**Written instruction**: Reproduce the listing word for word, leaving every picture behind.

**Exercise data**:
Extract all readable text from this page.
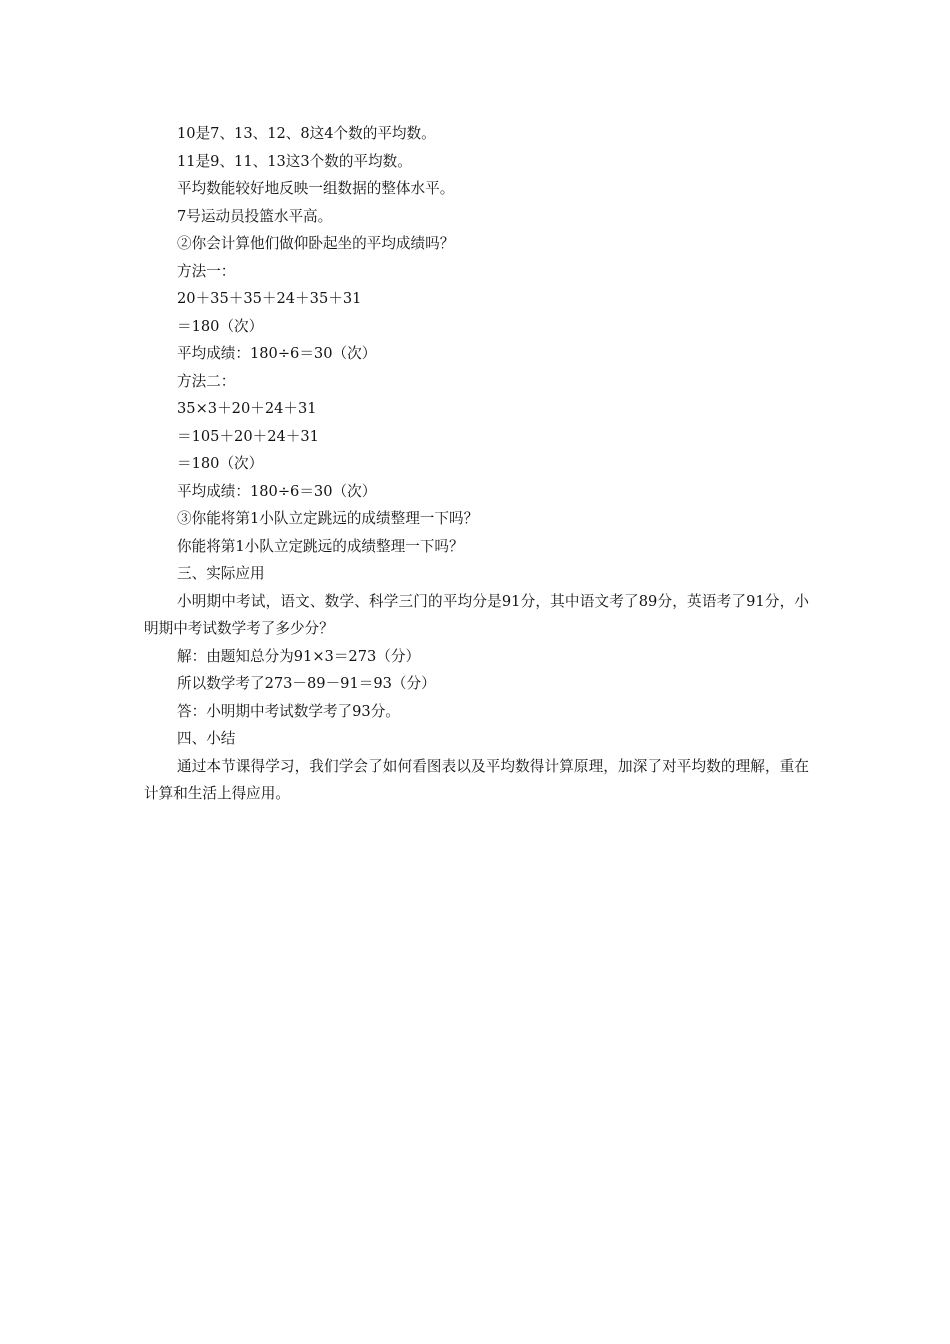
10是7、13、12、8这4个数的平均数。
11是9、11、13这3个数的平均数。
平均数能较好地反映一组数据的整体水平。
7号运动员投篮水平高。
②你会计算他们做仰卧起坐的平均成绩吗？
方法一：
20＋35＋35＋24＋35＋31
＝180（次）
平均成绩：180÷6＝30（次）
方法二：
35×3＋20＋24＋31
＝105＋20＋24＋31
＝180（次）
平均成绩：180÷6＝30（次）
③你能将第1小队立定跳远的成绩整理一下吗？
你能将第1小队立定跳远的成绩整理一下吗？
三、实际应用
小明期中考试，语文、数学、科学三门的平均分是91分，其中语文考了89分，英语考了91分，小明期中考试数学考了多少分？
解：由题知总分为91×3＝273（分）
所以数学考了273－89－91＝93（分）
答：小明期中考试数学考了93分。
四、小结
通过本节课得学习，我们学会了如何看图表以及平均数得计算原理，加深了对平均数的理解，重在计算和生活上得应用。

**Response to the exercise**:
Extract all readable text from this page.
10是7、13、12、8这4个数的平均数。
11是9、11、13这3个数的平均数。
平均数能较好地反映一组数据的整体水平。
7号运动员投篮水平高。
②你会计算他们做仰卧起坐的平均成绩吗？
方法一：
20＋35＋35＋24＋35＋31
＝180（次）
平均成绩：180÷6＝30（次）
方法二：
35×3＋20＋24＋31
＝105＋20＋24＋31
＝180（次）
平均成绩：180÷6＝30（次）
③你能将第1小队立定跳远的成绩整理一下吗？
你能将第1小队立定跳远的成绩整理一下吗？
三、实际应用
小明期中考试，语文、数学、科学三门的平均分是91分，其中语文考了89分，英语考了91分，小明期中考试数学考了多少分？
解：由题知总分为91×3＝273（分）
所以数学考了273－89－91＝93（分）
答：小明期中考试数学考了93分。
四、小结
通过本节课得学习，我们学会了如何看图表以及平均数得计算原理，加深了对平均数的理解，重在计算和生活上得应用。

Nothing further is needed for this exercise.